-- start of DATA SUPPLIED --

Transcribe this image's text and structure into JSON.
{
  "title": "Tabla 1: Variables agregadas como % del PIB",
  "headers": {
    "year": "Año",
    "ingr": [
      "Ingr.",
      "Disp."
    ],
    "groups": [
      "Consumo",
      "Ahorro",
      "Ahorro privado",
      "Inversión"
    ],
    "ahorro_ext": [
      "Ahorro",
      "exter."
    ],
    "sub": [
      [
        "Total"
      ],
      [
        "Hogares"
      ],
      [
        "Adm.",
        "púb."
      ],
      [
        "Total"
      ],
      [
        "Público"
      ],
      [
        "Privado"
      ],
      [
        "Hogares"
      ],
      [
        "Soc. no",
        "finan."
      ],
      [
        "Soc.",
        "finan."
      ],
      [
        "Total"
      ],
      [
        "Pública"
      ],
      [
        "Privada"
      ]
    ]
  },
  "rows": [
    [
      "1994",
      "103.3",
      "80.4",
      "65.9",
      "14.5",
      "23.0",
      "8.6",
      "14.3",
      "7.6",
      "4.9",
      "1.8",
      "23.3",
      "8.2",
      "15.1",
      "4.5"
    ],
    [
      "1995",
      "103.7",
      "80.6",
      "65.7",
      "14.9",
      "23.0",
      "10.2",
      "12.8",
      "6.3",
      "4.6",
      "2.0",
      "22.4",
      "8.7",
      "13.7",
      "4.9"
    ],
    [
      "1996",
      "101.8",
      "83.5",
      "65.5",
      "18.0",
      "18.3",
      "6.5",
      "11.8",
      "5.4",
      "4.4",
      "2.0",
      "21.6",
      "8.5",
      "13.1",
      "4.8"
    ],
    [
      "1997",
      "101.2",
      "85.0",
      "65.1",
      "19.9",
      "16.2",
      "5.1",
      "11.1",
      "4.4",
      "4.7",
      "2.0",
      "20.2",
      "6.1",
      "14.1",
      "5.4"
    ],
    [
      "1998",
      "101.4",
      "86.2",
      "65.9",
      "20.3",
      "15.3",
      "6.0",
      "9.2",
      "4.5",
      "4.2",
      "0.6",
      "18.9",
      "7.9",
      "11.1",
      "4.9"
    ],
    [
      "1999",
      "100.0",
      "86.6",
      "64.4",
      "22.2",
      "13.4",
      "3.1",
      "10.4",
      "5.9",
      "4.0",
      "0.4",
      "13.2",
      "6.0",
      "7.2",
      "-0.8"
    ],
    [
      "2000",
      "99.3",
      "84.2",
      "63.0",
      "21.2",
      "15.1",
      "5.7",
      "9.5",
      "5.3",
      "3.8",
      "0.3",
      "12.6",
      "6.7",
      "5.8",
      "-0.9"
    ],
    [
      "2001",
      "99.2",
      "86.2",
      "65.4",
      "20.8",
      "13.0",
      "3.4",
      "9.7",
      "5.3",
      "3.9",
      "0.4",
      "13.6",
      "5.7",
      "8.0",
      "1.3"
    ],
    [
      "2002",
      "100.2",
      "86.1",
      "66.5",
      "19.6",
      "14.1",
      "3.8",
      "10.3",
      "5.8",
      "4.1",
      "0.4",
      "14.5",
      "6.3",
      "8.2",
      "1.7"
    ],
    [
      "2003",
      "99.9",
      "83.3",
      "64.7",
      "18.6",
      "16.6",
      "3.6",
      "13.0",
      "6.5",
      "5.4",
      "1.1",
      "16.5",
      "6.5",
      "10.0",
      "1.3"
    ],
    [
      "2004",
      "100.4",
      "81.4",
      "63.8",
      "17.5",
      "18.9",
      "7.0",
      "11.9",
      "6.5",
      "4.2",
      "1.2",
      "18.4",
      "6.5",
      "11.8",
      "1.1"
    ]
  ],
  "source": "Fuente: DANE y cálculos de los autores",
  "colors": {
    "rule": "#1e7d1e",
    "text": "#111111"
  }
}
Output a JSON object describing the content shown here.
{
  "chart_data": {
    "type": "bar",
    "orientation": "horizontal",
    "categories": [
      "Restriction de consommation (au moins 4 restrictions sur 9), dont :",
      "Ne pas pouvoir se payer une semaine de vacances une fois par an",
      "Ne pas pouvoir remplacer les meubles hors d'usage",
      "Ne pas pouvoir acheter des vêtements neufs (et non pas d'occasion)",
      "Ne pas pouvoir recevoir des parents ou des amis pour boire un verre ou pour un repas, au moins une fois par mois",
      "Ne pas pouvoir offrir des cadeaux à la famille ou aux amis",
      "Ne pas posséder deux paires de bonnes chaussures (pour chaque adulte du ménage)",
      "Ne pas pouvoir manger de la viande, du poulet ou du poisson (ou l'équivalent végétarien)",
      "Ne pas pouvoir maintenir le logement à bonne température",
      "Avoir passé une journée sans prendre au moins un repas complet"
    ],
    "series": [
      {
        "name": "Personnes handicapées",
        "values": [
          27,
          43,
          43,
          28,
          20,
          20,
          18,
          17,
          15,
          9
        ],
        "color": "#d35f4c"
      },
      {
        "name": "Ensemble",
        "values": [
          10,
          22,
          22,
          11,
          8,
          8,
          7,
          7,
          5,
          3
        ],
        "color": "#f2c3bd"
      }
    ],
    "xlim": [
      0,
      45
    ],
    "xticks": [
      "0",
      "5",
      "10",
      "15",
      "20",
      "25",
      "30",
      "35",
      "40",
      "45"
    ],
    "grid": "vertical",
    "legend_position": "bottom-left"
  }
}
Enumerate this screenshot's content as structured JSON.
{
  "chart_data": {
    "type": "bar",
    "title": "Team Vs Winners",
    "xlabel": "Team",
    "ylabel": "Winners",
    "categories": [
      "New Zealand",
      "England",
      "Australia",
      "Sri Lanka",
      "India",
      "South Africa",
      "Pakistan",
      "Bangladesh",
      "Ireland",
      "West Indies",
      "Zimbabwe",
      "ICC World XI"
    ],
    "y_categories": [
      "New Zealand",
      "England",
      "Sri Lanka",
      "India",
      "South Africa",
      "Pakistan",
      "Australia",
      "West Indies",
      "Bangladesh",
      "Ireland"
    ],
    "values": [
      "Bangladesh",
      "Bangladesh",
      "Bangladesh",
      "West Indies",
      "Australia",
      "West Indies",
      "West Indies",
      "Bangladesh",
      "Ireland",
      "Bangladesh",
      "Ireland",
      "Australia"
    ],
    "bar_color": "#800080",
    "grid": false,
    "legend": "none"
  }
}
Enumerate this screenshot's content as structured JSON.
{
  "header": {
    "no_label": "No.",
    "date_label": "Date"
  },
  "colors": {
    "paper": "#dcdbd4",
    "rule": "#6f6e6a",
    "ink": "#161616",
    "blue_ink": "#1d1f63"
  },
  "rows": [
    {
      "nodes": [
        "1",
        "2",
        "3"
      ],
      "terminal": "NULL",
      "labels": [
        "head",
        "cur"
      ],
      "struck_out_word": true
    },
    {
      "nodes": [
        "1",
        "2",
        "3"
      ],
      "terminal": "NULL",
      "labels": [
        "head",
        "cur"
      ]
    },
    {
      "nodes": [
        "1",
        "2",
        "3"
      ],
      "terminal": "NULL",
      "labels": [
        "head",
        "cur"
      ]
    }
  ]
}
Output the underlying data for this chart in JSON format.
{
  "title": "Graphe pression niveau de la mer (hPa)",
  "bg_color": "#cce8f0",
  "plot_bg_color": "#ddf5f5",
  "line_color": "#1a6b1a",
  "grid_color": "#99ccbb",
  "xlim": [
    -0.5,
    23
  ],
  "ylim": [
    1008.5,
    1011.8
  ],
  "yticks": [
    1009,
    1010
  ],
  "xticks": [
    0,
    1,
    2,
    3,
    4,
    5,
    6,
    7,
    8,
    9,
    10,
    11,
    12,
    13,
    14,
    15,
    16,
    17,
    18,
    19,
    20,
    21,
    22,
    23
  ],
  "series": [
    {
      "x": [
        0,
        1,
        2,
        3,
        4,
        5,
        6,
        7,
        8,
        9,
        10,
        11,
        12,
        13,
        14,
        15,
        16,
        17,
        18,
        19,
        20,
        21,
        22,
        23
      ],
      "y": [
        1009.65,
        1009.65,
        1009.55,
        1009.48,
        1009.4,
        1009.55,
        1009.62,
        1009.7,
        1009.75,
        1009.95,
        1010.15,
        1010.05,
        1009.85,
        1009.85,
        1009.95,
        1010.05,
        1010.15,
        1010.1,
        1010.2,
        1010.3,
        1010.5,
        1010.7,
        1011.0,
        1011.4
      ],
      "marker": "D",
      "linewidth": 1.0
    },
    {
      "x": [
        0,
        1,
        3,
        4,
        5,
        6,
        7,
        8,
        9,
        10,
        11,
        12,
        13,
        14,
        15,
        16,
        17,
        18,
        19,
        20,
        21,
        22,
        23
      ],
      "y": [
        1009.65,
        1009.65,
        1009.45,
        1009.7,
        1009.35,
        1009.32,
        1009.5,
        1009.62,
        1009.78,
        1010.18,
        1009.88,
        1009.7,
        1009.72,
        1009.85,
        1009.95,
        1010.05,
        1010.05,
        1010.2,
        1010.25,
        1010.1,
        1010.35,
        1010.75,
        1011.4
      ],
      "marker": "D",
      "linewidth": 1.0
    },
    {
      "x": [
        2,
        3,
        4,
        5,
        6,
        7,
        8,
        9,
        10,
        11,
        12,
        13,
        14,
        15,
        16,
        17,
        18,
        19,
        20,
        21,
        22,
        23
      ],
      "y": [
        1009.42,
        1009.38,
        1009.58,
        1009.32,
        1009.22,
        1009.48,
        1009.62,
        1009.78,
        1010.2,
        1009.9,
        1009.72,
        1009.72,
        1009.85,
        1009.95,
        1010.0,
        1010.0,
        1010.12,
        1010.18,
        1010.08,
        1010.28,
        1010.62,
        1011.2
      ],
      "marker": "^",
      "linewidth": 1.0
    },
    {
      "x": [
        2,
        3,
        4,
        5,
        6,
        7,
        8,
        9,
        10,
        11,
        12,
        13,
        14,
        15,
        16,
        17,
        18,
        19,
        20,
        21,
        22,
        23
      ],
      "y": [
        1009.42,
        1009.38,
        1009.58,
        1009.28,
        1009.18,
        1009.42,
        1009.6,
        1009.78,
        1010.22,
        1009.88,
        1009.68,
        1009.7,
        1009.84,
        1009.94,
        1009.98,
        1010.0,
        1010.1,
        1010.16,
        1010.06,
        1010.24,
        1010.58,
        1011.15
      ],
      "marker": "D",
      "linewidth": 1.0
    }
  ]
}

-- end of DATA SUPPLIED --

TASK BRIEF: Return every line of the preceding records in which the word "Winners" appears.

EXERCISE ANSWER:
    "title": "Team Vs Winners",
    "ylabel": "Winners",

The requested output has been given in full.